:: Exercise description ::
Locate and copy each line in the data that contains the word "lorde".

:: Records for the exercise ::
• • • • •

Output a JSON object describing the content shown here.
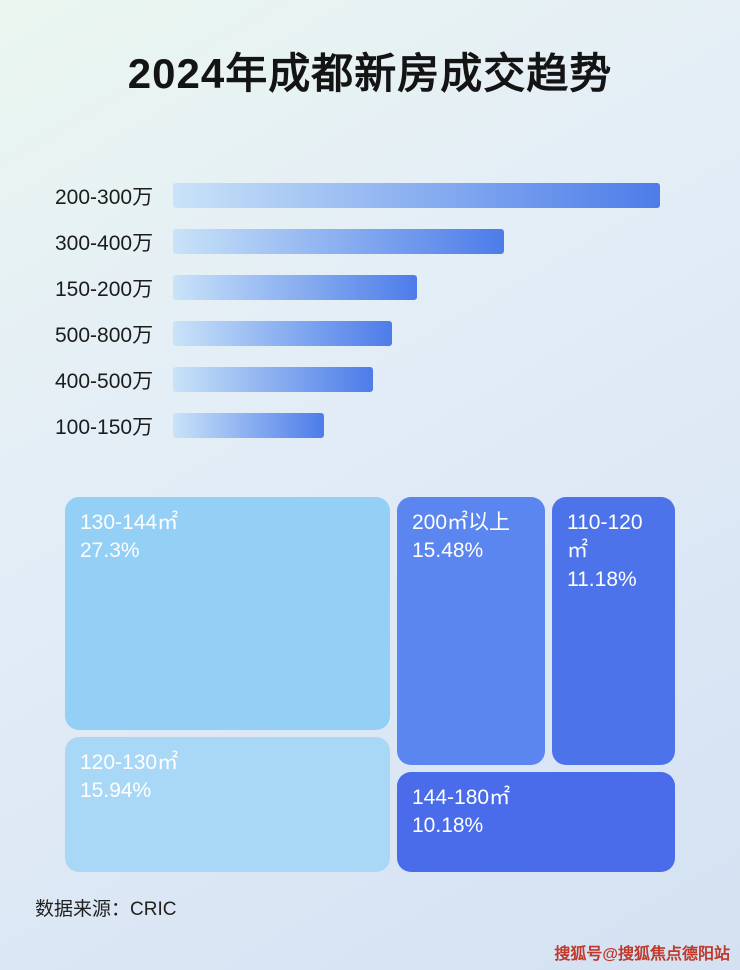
{
  "page": {
    "title": "2024年成都新房成交趋势",
    "source_label": "数据来源：CRIC",
    "watermark": "搜狐号@搜狐焦点德阳站"
  },
  "colors": {
    "bar_start": "#c9e3f8",
    "bar_end": "#4d7ce9",
    "title_color": "#141414",
    "watermark_color": "#c0392b"
  },
  "chart_data": [
    {
      "type": "bar",
      "orientation": "horizontal",
      "title": "2024年成都新房成交趋势",
      "categories": [
        "200-300万",
        "300-400万",
        "150-200万",
        "500-800万",
        "400-500万",
        "100-150万"
      ],
      "values": [
        100,
        68,
        50,
        45,
        41,
        31
      ],
      "value_note": "relative bar lengths as % of longest bar; no numeric axis or data labels shown in image",
      "xlabel": "",
      "ylabel": "",
      "grid": false,
      "legend": false
    },
    {
      "type": "treemap",
      "title": "",
      "items": [
        {
          "label": "130-144㎡",
          "value": 27.3,
          "value_label": "27.3%",
          "color": "#94cff5"
        },
        {
          "label": "200㎡以上",
          "value": 15.48,
          "value_label": "15.48%",
          "color": "#5b85ef"
        },
        {
          "label": "110-120㎡",
          "value": 11.18,
          "value_label": "11.18%",
          "color": "#4d73ea"
        },
        {
          "label": "120-130㎡",
          "value": 15.94,
          "value_label": "15.94%",
          "color": "#a9d8f7"
        },
        {
          "label": "144-180㎡",
          "value": 10.18,
          "value_label": "10.18%",
          "color": "#4a6ceb"
        }
      ]
    }
  ]
}
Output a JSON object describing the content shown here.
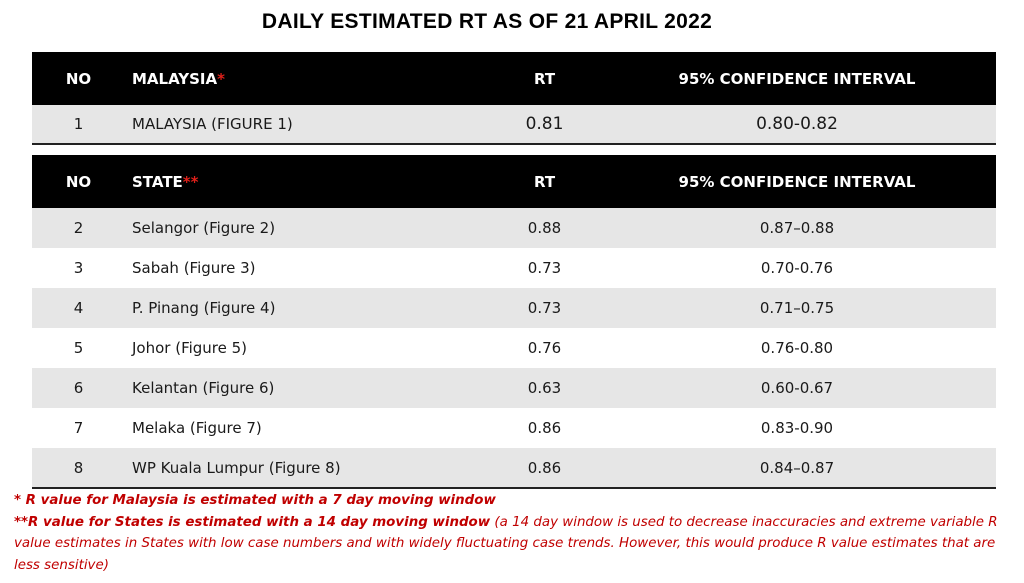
{
  "title": "DAILY ESTIMATED RT AS OF 21 APRIL 2022",
  "malaysia_table": {
    "headers": {
      "no": "NO",
      "name": "MALAYSIA",
      "name_marker": "*",
      "rt": "RT",
      "ci": "95% CONFIDENCE INTERVAL"
    },
    "rows": [
      {
        "no": "1",
        "name": "MALAYSIA (FIGURE 1)",
        "rt": "0.81",
        "ci": "0.80-0.82"
      }
    ]
  },
  "state_table": {
    "headers": {
      "no": "NO",
      "name": "STATE",
      "name_marker": "**",
      "rt": "RT",
      "ci": "95% CONFIDENCE INTERVAL"
    },
    "rows": [
      {
        "no": "2",
        "name": "Selangor (Figure 2)",
        "rt": "0.88",
        "ci": "0.87–0.88"
      },
      {
        "no": "3",
        "name": "Sabah (Figure 3)",
        "rt": "0.73",
        "ci": "0.70-0.76"
      },
      {
        "no": "4",
        "name": "P. Pinang (Figure 4)",
        "rt": "0.73",
        "ci": "0.71–0.75"
      },
      {
        "no": "5",
        "name": "Johor (Figure 5)",
        "rt": "0.76",
        "ci": "0.76-0.80"
      },
      {
        "no": "6",
        "name": "Kelantan (Figure 6)",
        "rt": "0.63",
        "ci": "0.60-0.67"
      },
      {
        "no": "7",
        "name": "Melaka (Figure 7)",
        "rt": "0.86",
        "ci": "0.83-0.90"
      },
      {
        "no": "8",
        "name": "WP Kuala Lumpur (Figure 8)",
        "rt": "0.86",
        "ci": "0.84–0.87"
      }
    ]
  },
  "notes": {
    "note1": "*  R value for Malaysia is estimated with a 7 day moving window",
    "note2_bold": "**R value for States is estimated with a 14 day moving window",
    "note2_rest": " (a 14 day window is used to decrease inaccuracies and extreme variable R value estimates in States with low case numbers and with widely fluctuating case trends. However, this would produce R value estimates that are less sensitive)"
  },
  "colors": {
    "header_bg": "#000000",
    "row_shade": "#e6e6e6",
    "note_red": "#c00000",
    "marker_red": "#e0201a"
  }
}
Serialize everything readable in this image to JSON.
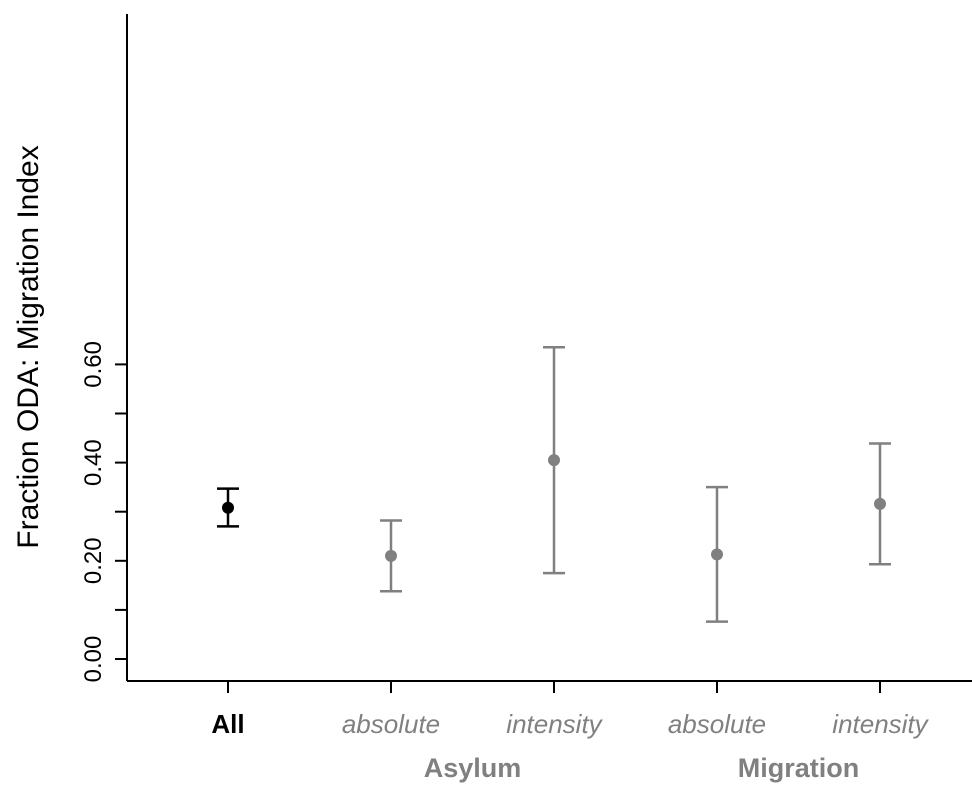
{
  "chart_data": {
    "type": "errorbar",
    "ylabel": "Fraction ODA: Migration Index",
    "ylim": [
      0,
      0.66
    ],
    "y_ticks": [
      {
        "value": 0.0,
        "label": "0.00"
      },
      {
        "value": 0.2,
        "label": "0.20"
      },
      {
        "value": 0.4,
        "label": "0.40"
      },
      {
        "value": 0.6,
        "label": "0.60"
      }
    ],
    "y_minor_ticks": [
      0.1,
      0.3,
      0.5
    ],
    "grid": false,
    "points": [
      {
        "category": "All",
        "group": "",
        "estimate": 0.308,
        "lower": 0.27,
        "upper": 0.347,
        "color": "#000000",
        "label_style": "bold"
      },
      {
        "category": "absolute",
        "group": "Asylum",
        "estimate": 0.21,
        "lower": 0.138,
        "upper": 0.282,
        "color": "#808080",
        "label_style": "italic"
      },
      {
        "category": "intensity",
        "group": "Asylum",
        "estimate": 0.405,
        "lower": 0.175,
        "upper": 0.635,
        "color": "#808080",
        "label_style": "italic"
      },
      {
        "category": "absolute",
        "group": "Migration",
        "estimate": 0.213,
        "lower": 0.076,
        "upper": 0.35,
        "color": "#808080",
        "label_style": "italic"
      },
      {
        "category": "intensity",
        "group": "Migration",
        "estimate": 0.316,
        "lower": 0.193,
        "upper": 0.439,
        "color": "#808080",
        "label_style": "italic"
      }
    ],
    "groups": [
      {
        "name": "Asylum",
        "span": [
          1,
          2
        ]
      },
      {
        "name": "Migration",
        "span": [
          3,
          4
        ]
      }
    ]
  }
}
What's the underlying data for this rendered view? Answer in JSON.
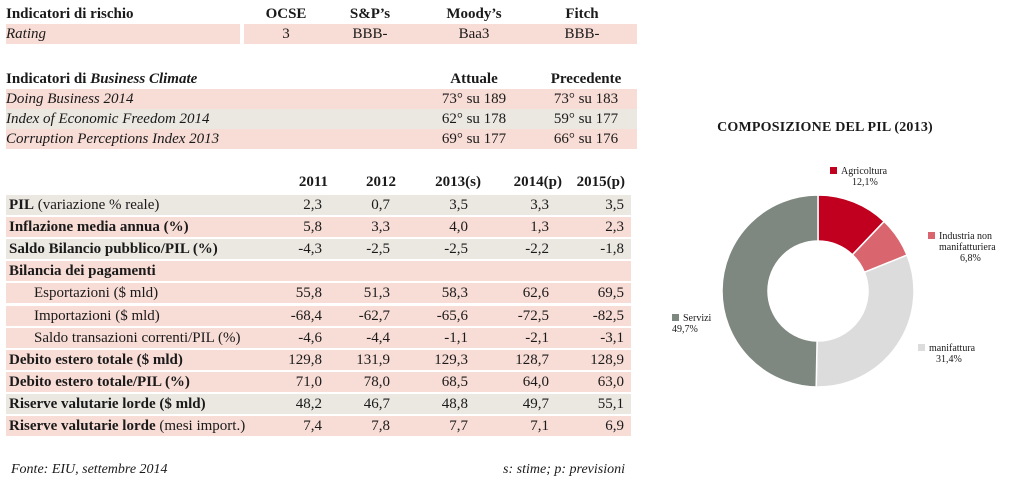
{
  "risk": {
    "headers": [
      "Indicatori di rischio",
      "OCSE",
      "S&P’s",
      "Moody’s",
      "Fitch"
    ],
    "row": [
      "Rating",
      "3",
      "BBB-",
      "Baa3",
      "BBB-"
    ]
  },
  "climate": {
    "title_prefix": "Indicatori di ",
    "title_italic": "Business Climate",
    "col_current": "Attuale",
    "col_previous": "Precedente",
    "rows": [
      {
        "label": "Doing Business 2014",
        "current": "73° su 189",
        "previous": "73° su 183"
      },
      {
        "label": "Index of Economic Freedom 2014",
        "current": "62° su 178",
        "previous": "59° su 177"
      },
      {
        "label": "Corruption Perceptions Index 2013",
        "current": "69° su 177",
        "previous": "66° su 176"
      }
    ]
  },
  "macro": {
    "years": [
      "2011",
      "2012",
      "2013(s)",
      "2014(p)",
      "2015(p)"
    ],
    "rows": [
      {
        "label": "PIL",
        "suffix": " (variazione % reale)",
        "values": [
          "2,3",
          "0,7",
          "3,5",
          "3,3",
          "3,5"
        ]
      },
      {
        "label": "Inflazione media annua (%)",
        "suffix": "",
        "values": [
          "5,8",
          "3,3",
          "4,0",
          "1,3",
          "2,3"
        ]
      },
      {
        "label": "Saldo Bilancio pubblico/PIL (%)",
        "suffix": "",
        "values": [
          "-4,3",
          "-2,5",
          "-2,5",
          "-2,2",
          "-1,8"
        ]
      },
      {
        "label": "Bilancia dei pagamenti",
        "suffix": "",
        "values": [
          "",
          "",
          "",
          "",
          ""
        ]
      },
      {
        "label": "Esportazioni ($ mld)",
        "suffix": "",
        "values": [
          "55,8",
          "51,3",
          "58,3",
          "62,6",
          "69,5"
        ]
      },
      {
        "label": "Importazioni ($ mld)",
        "suffix": "",
        "values": [
          "-68,4",
          "-62,7",
          "-65,6",
          "-72,5",
          "-82,5"
        ]
      },
      {
        "label": "Saldo transazioni correnti/PIL (%)",
        "suffix": "",
        "values": [
          "-4,6",
          "-4,4",
          "-1,1",
          "-2,1",
          "-3,1"
        ]
      },
      {
        "label": "Debito estero totale ($ mld)",
        "suffix": "",
        "values": [
          "129,8",
          "131,9",
          "129,3",
          "128,7",
          "128,9"
        ]
      },
      {
        "label": "Debito estero totale/PIL (%)",
        "suffix": "",
        "values": [
          "71,0",
          "78,0",
          "68,5",
          "64,0",
          "63,0"
        ]
      },
      {
        "label": "Riserve valutarie lorde ($ mld)",
        "suffix": "",
        "values": [
          "48,2",
          "46,7",
          "48,8",
          "49,7",
          "55,1"
        ]
      },
      {
        "label": "Riserve valutarie lorde",
        "suffix": " (mesi import.)",
        "values": [
          "7,4",
          "7,8",
          "7,7",
          "7,1",
          "6,9"
        ]
      }
    ]
  },
  "footer": {
    "source": "Fonte:  EIU, settembre 2014",
    "note": "s: stime; p: previsioni"
  },
  "chart_data": {
    "type": "pie",
    "title": "COMPOSIZIONE DEL PIL (2013)",
    "donut": true,
    "categories": [
      "Agricoltura",
      "Industria non manifatturiera",
      "manifattura",
      "Servizi"
    ],
    "values": [
      12.1,
      6.8,
      31.4,
      49.7
    ],
    "value_labels": [
      "12,1%",
      "6,8%",
      "31,4%",
      "49,7%"
    ],
    "colors": [
      "#c0001e",
      "#d9656e",
      "#dcdcdc",
      "#7e8880"
    ]
  }
}
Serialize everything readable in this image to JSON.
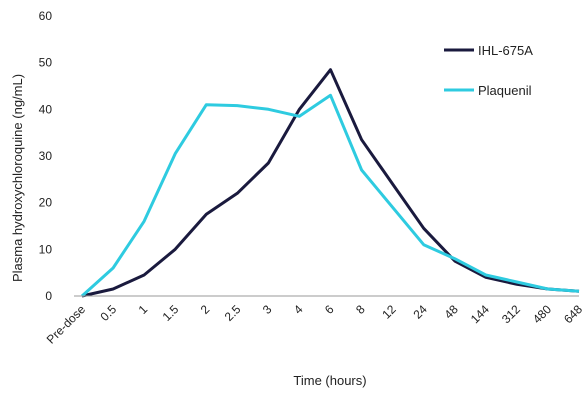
{
  "chart_data": {
    "type": "line",
    "x": [
      "Pre-dose",
      "0.5",
      "1",
      "1.5",
      "2",
      "2.5",
      "3",
      "4",
      "6",
      "8",
      "12",
      "24",
      "48",
      "144",
      "312",
      "480",
      "648"
    ],
    "series": [
      {
        "name": "IHL-675A",
        "color": "#1a1a3e",
        "values": [
          0,
          1.5,
          4.5,
          10,
          17.5,
          22,
          28.5,
          40,
          48.5,
          33.5,
          24,
          14.5,
          7.5,
          4,
          2.5,
          1.5,
          1
        ]
      },
      {
        "name": "Plaquenil",
        "color": "#2ecbe0",
        "values": [
          0,
          6,
          16,
          30.5,
          41,
          40.8,
          40,
          38.5,
          43,
          27,
          19,
          11,
          8,
          4.5,
          3,
          1.5,
          1
        ]
      }
    ],
    "xlabel": "Time (hours)",
    "ylabel": "Plasma hydroxychloroquine (ng/mL)",
    "ylim": [
      0,
      60
    ],
    "yticks": [
      0,
      10,
      20,
      30,
      40,
      50,
      60
    ],
    "grid": false,
    "legend_position": "top-right"
  }
}
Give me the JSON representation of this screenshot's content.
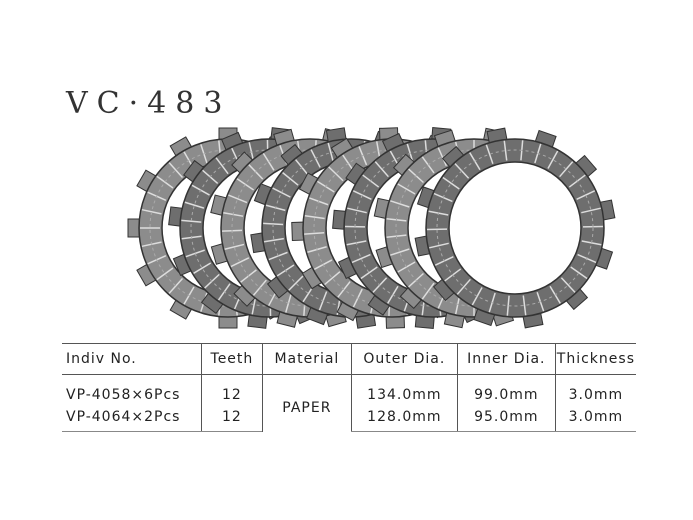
{
  "title": "VC·483",
  "table": {
    "headers": [
      "Indiv No.",
      "Teeth",
      "Material",
      "Outer Dia.",
      "Inner Dia.",
      "Thickness"
    ],
    "material": "PAPER",
    "rows": [
      [
        "VP-4058×6Pcs",
        "12",
        "134.0mm",
        "99.0mm",
        "3.0mm"
      ],
      [
        "VP-4064×2Pcs",
        "12",
        "128.0mm",
        "95.0mm",
        "3.0mm"
      ]
    ]
  }
}
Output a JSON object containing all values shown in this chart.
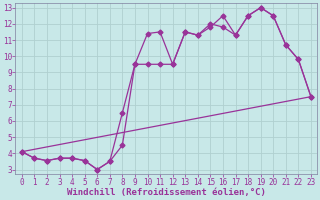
{
  "background_color": "#c8e8e8",
  "grid_color": "#b0d0d0",
  "line_color": "#993399",
  "spine_color": "#8080a0",
  "xlabel": "Windchill (Refroidissement éolien,°C)",
  "xlim": [
    -0.5,
    23.5
  ],
  "ylim": [
    2.7,
    13.3
  ],
  "yticks": [
    3,
    4,
    5,
    6,
    7,
    8,
    9,
    10,
    11,
    12,
    13
  ],
  "xticks": [
    0,
    1,
    2,
    3,
    4,
    5,
    6,
    7,
    8,
    9,
    10,
    11,
    12,
    13,
    14,
    15,
    16,
    17,
    18,
    19,
    20,
    21,
    22,
    23
  ],
  "line1_x": [
    0,
    1,
    2,
    3,
    4,
    5,
    6,
    7,
    8,
    9,
    10,
    11,
    12,
    13,
    14,
    15,
    16,
    17,
    18,
    19,
    20,
    21,
    22,
    23
  ],
  "line1_y": [
    4.1,
    3.7,
    3.55,
    3.7,
    3.7,
    3.55,
    3.0,
    3.5,
    6.5,
    9.5,
    11.4,
    11.5,
    9.5,
    11.5,
    11.3,
    12.0,
    11.8,
    11.3,
    12.5,
    13.0,
    12.5,
    10.7,
    9.8,
    7.5
  ],
  "line2_x": [
    0,
    1,
    2,
    3,
    4,
    5,
    6,
    7,
    8,
    9,
    10,
    11,
    12,
    13,
    14,
    15,
    16,
    17,
    18,
    19,
    20,
    21,
    22,
    23
  ],
  "line2_y": [
    4.1,
    3.7,
    3.55,
    3.7,
    3.7,
    3.55,
    3.0,
    3.5,
    4.5,
    9.5,
    9.5,
    9.5,
    9.5,
    11.5,
    11.3,
    11.8,
    12.5,
    11.3,
    12.5,
    13.0,
    12.5,
    10.7,
    9.8,
    7.5
  ],
  "line3_x": [
    0,
    23
  ],
  "line3_y": [
    4.1,
    7.5
  ],
  "marker": "D",
  "markersize": 2.5,
  "linewidth": 0.9,
  "xlabel_fontsize": 6.5,
  "tick_fontsize": 5.5
}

• • • • •

:: Exercise solution ::
        "label": "Riserve valutarie lorde ($ mld)",
        "label": "Riserve valutarie lorde",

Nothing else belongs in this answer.